*Written task*.
Copy the data exactly; pictures stay out of the copy.

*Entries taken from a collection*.
** START **
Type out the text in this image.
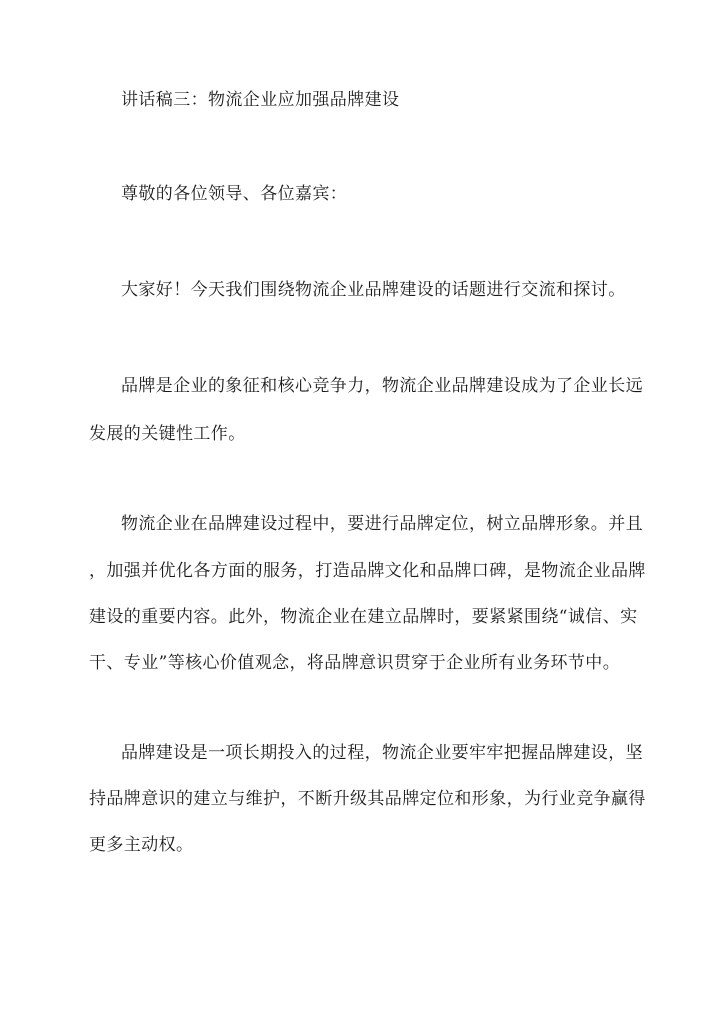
讲话稿三：物流企业应加强品牌建设
尊敬的各位领导、各位嘉宾：
大家好！今天我们围绕物流企业品牌建设的话题进行交流和探讨。
品牌是企业的象征和核心竞争力，物流企业品牌建设成为了企业长远
发展的关键性工作。
物流企业在品牌建设过程中，要进行品牌定位，树立品牌形象。并且
，加强并优化各方面的服务，打造品牌文化和品牌口碑，是物流企业品牌
建设的重要内容。此外，物流企业在建立品牌时，要紧紧围绕“诚信、实
干、专业”等核心价值观念，将品牌意识贯穿于企业所有业务环节中。
品牌建设是一项长期投入的过程，物流企业要牢牢把握品牌建设，坚
持品牌意识的建立与维护，不断升级其品牌定位和形象，为行业竞争赢得
更多主动权。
** END **
*Result of this exercise*.
Type out the text in this image.
讲话稿三：物流企业应加强品牌建设
尊敬的各位领导、各位嘉宾：
大家好！今天我们围绕物流企业品牌建设的话题进行交流和探讨。
品牌是企业的象征和核心竞争力，物流企业品牌建设成为了企业长远
发展的关键性工作。
物流企业在品牌建设过程中，要进行品牌定位，树立品牌形象。并且
，加强并优化各方面的服务，打造品牌文化和品牌口碑，是物流企业品牌
建设的重要内容。此外，物流企业在建立品牌时，要紧紧围绕“诚信、实
干、专业”等核心价值观念，将品牌意识贯穿于企业所有业务环节中。
品牌建设是一项长期投入的过程，物流企业要牢牢把握品牌建设，坚
持品牌意识的建立与维护，不断升级其品牌定位和形象，为行业竞争赢得
更多主动权。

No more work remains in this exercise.